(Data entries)
---+---

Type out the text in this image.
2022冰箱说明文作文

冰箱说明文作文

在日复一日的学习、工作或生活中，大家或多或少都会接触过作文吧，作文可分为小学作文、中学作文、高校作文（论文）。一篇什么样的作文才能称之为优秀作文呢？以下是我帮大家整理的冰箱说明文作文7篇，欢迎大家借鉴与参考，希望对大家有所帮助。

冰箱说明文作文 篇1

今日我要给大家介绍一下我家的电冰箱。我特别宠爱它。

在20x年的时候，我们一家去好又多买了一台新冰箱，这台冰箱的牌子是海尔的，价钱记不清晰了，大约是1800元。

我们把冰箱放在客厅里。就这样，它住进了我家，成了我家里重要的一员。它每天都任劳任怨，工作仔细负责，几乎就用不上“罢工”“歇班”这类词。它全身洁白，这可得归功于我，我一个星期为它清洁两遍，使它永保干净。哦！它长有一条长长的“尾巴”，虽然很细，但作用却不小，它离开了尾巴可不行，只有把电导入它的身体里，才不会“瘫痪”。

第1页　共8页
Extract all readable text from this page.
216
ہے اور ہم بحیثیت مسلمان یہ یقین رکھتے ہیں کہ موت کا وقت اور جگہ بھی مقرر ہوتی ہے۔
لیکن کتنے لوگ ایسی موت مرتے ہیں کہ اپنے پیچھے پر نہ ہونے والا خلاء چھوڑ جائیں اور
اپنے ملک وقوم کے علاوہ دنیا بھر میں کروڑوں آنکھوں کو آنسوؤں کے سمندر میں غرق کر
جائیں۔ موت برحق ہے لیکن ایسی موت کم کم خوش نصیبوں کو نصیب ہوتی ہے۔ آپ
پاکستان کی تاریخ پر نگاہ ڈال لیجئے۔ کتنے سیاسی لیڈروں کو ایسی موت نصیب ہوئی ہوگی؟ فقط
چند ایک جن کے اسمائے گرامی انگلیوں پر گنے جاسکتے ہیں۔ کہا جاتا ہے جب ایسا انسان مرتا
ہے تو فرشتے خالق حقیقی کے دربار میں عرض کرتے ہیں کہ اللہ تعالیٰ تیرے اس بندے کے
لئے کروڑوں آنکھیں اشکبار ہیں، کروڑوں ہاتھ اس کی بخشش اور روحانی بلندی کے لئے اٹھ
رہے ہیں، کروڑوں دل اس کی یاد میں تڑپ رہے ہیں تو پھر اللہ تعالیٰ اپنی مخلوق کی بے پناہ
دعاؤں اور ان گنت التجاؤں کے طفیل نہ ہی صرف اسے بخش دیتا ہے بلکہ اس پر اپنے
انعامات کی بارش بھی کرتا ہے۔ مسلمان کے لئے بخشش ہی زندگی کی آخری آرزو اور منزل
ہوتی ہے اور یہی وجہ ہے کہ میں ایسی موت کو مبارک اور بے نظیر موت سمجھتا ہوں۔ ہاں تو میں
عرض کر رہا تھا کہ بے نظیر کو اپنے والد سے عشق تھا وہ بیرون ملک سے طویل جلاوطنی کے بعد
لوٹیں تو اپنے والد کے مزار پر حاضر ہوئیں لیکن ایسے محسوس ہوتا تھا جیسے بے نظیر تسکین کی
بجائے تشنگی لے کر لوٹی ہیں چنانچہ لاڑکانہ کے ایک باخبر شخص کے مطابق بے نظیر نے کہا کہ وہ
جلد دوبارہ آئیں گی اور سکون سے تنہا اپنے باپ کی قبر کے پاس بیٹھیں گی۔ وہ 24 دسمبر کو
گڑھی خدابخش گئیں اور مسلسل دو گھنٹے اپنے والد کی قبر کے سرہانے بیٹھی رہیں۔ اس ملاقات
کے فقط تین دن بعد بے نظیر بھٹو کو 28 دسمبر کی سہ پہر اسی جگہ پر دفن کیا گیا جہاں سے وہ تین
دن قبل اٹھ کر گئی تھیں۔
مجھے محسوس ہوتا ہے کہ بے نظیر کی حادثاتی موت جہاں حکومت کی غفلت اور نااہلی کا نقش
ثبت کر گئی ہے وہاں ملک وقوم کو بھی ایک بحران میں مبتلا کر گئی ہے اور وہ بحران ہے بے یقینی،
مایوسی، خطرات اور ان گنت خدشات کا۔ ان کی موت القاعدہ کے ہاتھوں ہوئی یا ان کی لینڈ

---+---

Short problem
Exact repetition is required for the lines from the one that contains "Extract all readable text from this page." through the final line; leave out everything else.

Solution for this problem
Extract all readable text from this page.
216
ہے اور ہم بحیثیت مسلمان یہ یقین رکھتے ہیں کہ موت کا وقت اور جگہ بھی مقرر ہوتی ہے۔
لیکن کتنے لوگ ایسی موت مرتے ہیں کہ اپنے پیچھے پر نہ ہونے والا خلاء چھوڑ جائیں اور
اپنے ملک وقوم کے علاوہ دنیا بھر میں کروڑوں آنکھوں کو آنسوؤں کے سمندر میں غرق کر
جائیں۔ موت برحق ہے لیکن ایسی موت کم کم خوش نصیبوں کو نصیب ہوتی ہے۔ آپ
پاکستان کی تاریخ پر نگاہ ڈال لیجئے۔ کتنے سیاسی لیڈروں کو ایسی موت نصیب ہوئی ہوگی؟ فقط
چند ایک جن کے اسمائے گرامی انگلیوں پر گنے جاسکتے ہیں۔ کہا جاتا ہے جب ایسا انسان مرتا
ہے تو فرشتے خالق حقیقی کے دربار میں عرض کرتے ہیں کہ اللہ تعالیٰ تیرے اس بندے کے
لئے کروڑوں آنکھیں اشکبار ہیں، کروڑوں ہاتھ اس کی بخشش اور روحانی بلندی کے لئے اٹھ
رہے ہیں، کروڑوں دل اس کی یاد میں تڑپ رہے ہیں تو پھر اللہ تعالیٰ اپنی مخلوق کی بے پناہ
دعاؤں اور ان گنت التجاؤں کے طفیل نہ ہی صرف اسے بخش دیتا ہے بلکہ اس پر اپنے
انعامات کی بارش بھی کرتا ہے۔ مسلمان کے لئے بخشش ہی زندگی کی آخری آرزو اور منزل
ہوتی ہے اور یہی وجہ ہے کہ میں ایسی موت کو مبارک اور بے نظیر موت سمجھتا ہوں۔ ہاں تو میں
عرض کر رہا تھا کہ بے نظیر کو اپنے والد سے عشق تھا وہ بیرون ملک سے طویل جلاوطنی کے بعد
لوٹیں تو اپنے والد کے مزار پر حاضر ہوئیں لیکن ایسے محسوس ہوتا تھا جیسے بے نظیر تسکین کی
بجائے تشنگی لے کر لوٹی ہیں چنانچہ لاڑکانہ کے ایک باخبر شخص کے مطابق بے نظیر نے کہا کہ وہ
جلد دوبارہ آئیں گی اور سکون سے تنہا اپنے باپ کی قبر کے پاس بیٹھیں گی۔ وہ 24 دسمبر کو
گڑھی خدابخش گئیں اور مسلسل دو گھنٹے اپنے والد کی قبر کے سرہانے بیٹھی رہیں۔ اس ملاقات
کے فقط تین دن بعد بے نظیر بھٹو کو 28 دسمبر کی سہ پہر اسی جگہ پر دفن کیا گیا جہاں سے وہ تین
دن قبل اٹھ کر گئی تھیں۔
مجھے محسوس ہوتا ہے کہ بے نظیر کی حادثاتی موت جہاں حکومت کی غفلت اور نااہلی کا نقش
ثبت کر گئی ہے وہاں ملک وقوم کو بھی ایک بحران میں مبتلا کر گئی ہے اور وہ بحران ہے بے یقینی،
مایوسی، خطرات اور ان گنت خدشات کا۔ ان کی موت القاعدہ کے ہاتھوں ہوئی یا ان کی لینڈ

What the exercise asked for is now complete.